EXTRACTED MATERIAL =>
^^^^^^^^
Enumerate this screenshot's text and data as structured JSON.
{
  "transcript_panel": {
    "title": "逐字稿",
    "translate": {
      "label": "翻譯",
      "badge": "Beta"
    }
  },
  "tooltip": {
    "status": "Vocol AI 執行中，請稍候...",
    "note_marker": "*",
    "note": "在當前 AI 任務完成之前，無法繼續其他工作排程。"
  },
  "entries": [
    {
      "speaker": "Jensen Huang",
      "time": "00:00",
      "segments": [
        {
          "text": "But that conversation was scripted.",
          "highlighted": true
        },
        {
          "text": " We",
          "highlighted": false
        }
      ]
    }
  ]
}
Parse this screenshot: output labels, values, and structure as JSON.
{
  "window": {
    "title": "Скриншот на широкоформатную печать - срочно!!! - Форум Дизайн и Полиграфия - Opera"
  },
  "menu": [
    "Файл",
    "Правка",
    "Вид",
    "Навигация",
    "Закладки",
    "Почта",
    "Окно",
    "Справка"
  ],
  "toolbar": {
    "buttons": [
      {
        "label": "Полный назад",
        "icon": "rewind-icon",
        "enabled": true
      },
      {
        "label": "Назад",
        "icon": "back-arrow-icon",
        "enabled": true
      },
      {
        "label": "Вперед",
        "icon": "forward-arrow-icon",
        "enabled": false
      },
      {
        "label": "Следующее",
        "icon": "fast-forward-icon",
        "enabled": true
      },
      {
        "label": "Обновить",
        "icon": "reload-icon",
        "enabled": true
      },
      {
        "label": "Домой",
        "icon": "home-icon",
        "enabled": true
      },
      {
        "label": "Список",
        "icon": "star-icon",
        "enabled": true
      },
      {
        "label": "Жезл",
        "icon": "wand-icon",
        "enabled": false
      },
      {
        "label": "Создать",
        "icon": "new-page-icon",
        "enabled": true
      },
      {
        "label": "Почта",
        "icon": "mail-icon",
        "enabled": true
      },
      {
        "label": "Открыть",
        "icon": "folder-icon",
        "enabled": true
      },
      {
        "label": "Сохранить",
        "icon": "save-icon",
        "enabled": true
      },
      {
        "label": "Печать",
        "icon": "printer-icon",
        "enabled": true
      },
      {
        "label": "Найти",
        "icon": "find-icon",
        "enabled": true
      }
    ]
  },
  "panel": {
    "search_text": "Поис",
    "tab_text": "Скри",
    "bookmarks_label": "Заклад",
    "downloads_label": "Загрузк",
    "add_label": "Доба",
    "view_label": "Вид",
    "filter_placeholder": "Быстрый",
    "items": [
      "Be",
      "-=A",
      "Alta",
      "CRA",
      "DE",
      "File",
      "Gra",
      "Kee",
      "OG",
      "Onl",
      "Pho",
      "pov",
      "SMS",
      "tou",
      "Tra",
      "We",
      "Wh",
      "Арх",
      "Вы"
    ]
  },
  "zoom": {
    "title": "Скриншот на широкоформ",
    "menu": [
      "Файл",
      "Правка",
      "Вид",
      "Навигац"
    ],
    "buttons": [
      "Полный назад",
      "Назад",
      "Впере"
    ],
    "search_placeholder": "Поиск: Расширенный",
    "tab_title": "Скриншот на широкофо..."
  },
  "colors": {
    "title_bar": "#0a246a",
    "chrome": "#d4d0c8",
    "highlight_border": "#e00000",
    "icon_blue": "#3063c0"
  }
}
^^^^^^^^
SHORT EXERCISE =>
Recopy all the lines exactly as they appear.

THE RESPONSE =>
Enumerate this screenshot's text and data as structured JSON.
{
  "transcript_panel": {
    "title": "逐字稿",
    "translate": {
      "label": "翻譯",
      "badge": "Beta"
    }
  },
  "tooltip": {
    "status": "Vocol AI 執行中，請稍候...",
    "note_marker": "*",
    "note": "在當前 AI 任務完成之前，無法繼續其他工作排程。"
  },
  "entries": [
    {
      "speaker": "Jensen Huang",
      "time": "00:00",
      "segments": [
        {
          "text": "But that conversation was scripted.",
          "highlighted": true
        },
        {
          "text": " We",
          "highlighted": false
        }
      ]
    }
  ]
}
Parse this screenshot: output labels, values, and structure as JSON.
{
  "window": {
    "title": "Скриншот на широкоформатную печать - срочно!!! - Форум Дизайн и Полиграфия - Opera"
  },
  "menu": [
    "Файл",
    "Правка",
    "Вид",
    "Навигация",
    "Закладки",
    "Почта",
    "Окно",
    "Справка"
  ],
  "toolbar": {
    "buttons": [
      {
        "label": "Полный назад",
        "icon": "rewind-icon",
        "enabled": true
      },
      {
        "label": "Назад",
        "icon": "back-arrow-icon",
        "enabled": true
      },
      {
        "label": "Вперед",
        "icon": "forward-arrow-icon",
        "enabled": false
      },
      {
        "label": "Следующее",
        "icon": "fast-forward-icon",
        "enabled": true
      },
      {
        "label": "Обновить",
        "icon": "reload-icon",
        "enabled": true
      },
      {
        "label": "Домой",
        "icon": "home-icon",
        "enabled": true
      },
      {
        "label": "Список",
        "icon": "star-icon",
        "enabled": true
      },
      {
        "label": "Жезл",
        "icon": "wand-icon",
        "enabled": false
      },
      {
        "label": "Создать",
        "icon": "new-page-icon",
        "enabled": true
      },
      {
        "label": "Почта",
        "icon": "mail-icon",
        "enabled": true
      },
      {
        "label": "Открыть",
        "icon": "folder-icon",
        "enabled": true
      },
      {
        "label": "Сохранить",
        "icon": "save-icon",
        "enabled": true
      },
      {
        "label": "Печать",
        "icon": "printer-icon",
        "enabled": true
      },
      {
        "label": "Найти",
        "icon": "find-icon",
        "enabled": true
      }
    ]
  },
  "panel": {
    "search_text": "Поис",
    "tab_text": "Скри",
    "bookmarks_label": "Заклад",
    "downloads_label": "Загрузк",
    "add_label": "Доба",
    "view_label": "Вид",
    "filter_placeholder": "Быстрый",
    "items": [
      "Be",
      "-=A",
      "Alta",
      "CRA",
      "DE",
      "File",
      "Gra",
      "Kee",
      "OG",
      "Onl",
      "Pho",
      "pov",
      "SMS",
      "tou",
      "Tra",
      "We",
      "Wh",
      "Арх",
      "Вы"
    ]
  },
  "zoom": {
    "title": "Скриншот на широкоформ",
    "menu": [
      "Файл",
      "Правка",
      "Вид",
      "Навигац"
    ],
    "buttons": [
      "Полный назад",
      "Назад",
      "Впере"
    ],
    "search_placeholder": "Поиск: Расширенный",
    "tab_title": "Скриншот на широкофо..."
  },
  "colors": {
    "title_bar": "#0a246a",
    "chrome": "#d4d0c8",
    "highlight_border": "#e00000",
    "icon_blue": "#3063c0"
  }
}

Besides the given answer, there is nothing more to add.